* **Information provided**:
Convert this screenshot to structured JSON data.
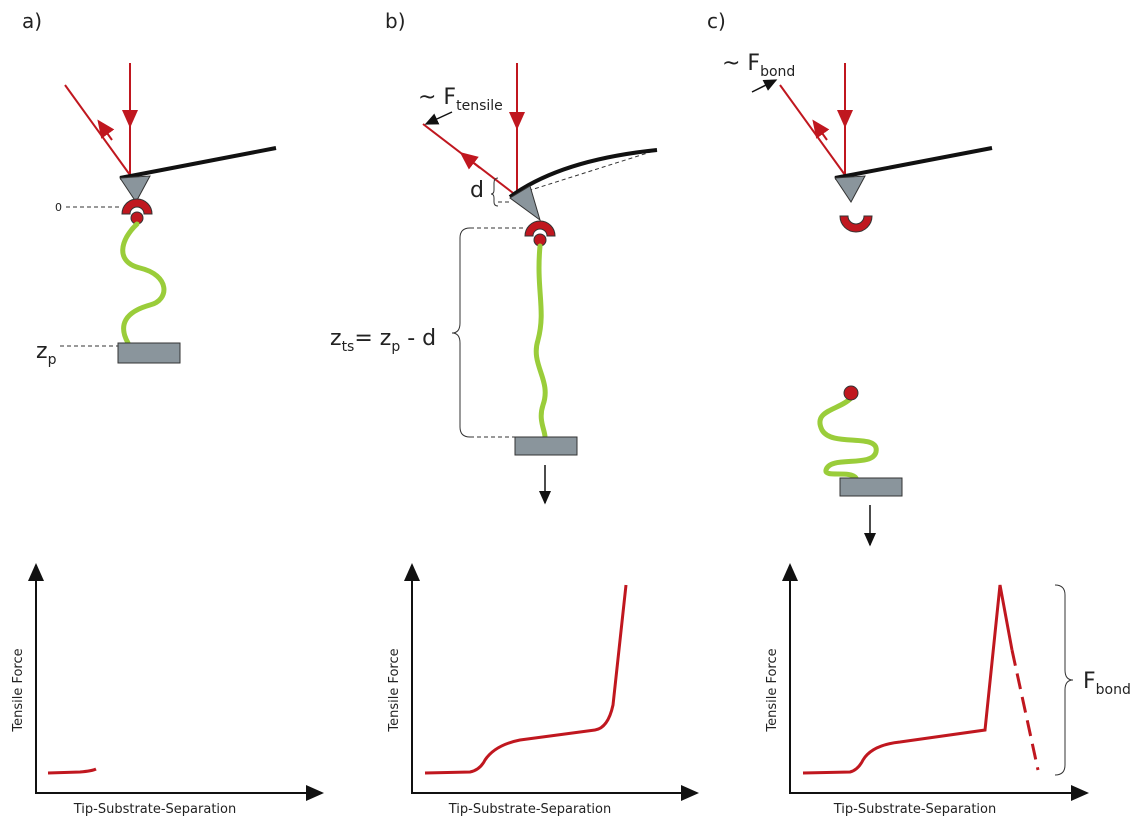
{
  "panels": [
    {
      "label": "a)",
      "zero_label": "0",
      "z_label": {
        "main": "z",
        "sub": "p"
      },
      "y_axis": "Tensile Force",
      "x_axis": "Tip-Substrate-Separation"
    },
    {
      "label": "b)",
      "force_label": {
        "main": "~ F",
        "sub": "tensile"
      },
      "d_label": "d",
      "formula": {
        "z": "z",
        "ts": "ts",
        "eq": "= z",
        "p": "p",
        "minus": " - d"
      },
      "y_axis": "Tensile Force",
      "x_axis": "Tip-Substrate-Separation"
    },
    {
      "label": "c)",
      "force_label": {
        "main": "~ F",
        "sub": "bond"
      },
      "bond_label": {
        "main": "F",
        "sub": "bond"
      },
      "y_axis": "Tensile Force",
      "x_axis": "Tip-Substrate-Separation"
    }
  ]
}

* **Exercise instructions**: Every entry must be written out exactly, with all pictures left out.

* **Full response**:
Convert this screenshot to structured JSON data.
{
  "panels": [
    {
      "label": "a)",
      "zero_label": "0",
      "z_label": {
        "main": "z",
        "sub": "p"
      },
      "y_axis": "Tensile Force",
      "x_axis": "Tip-Substrate-Separation"
    },
    {
      "label": "b)",
      "force_label": {
        "main": "~ F",
        "sub": "tensile"
      },
      "d_label": "d",
      "formula": {
        "z": "z",
        "ts": "ts",
        "eq": "= z",
        "p": "p",
        "minus": " - d"
      },
      "y_axis": "Tensile Force",
      "x_axis": "Tip-Substrate-Separation"
    },
    {
      "label": "c)",
      "force_label": {
        "main": "~ F",
        "sub": "bond"
      },
      "bond_label": {
        "main": "F",
        "sub": "bond"
      },
      "y_axis": "Tensile Force",
      "x_axis": "Tip-Substrate-Separation"
    }
  ]
}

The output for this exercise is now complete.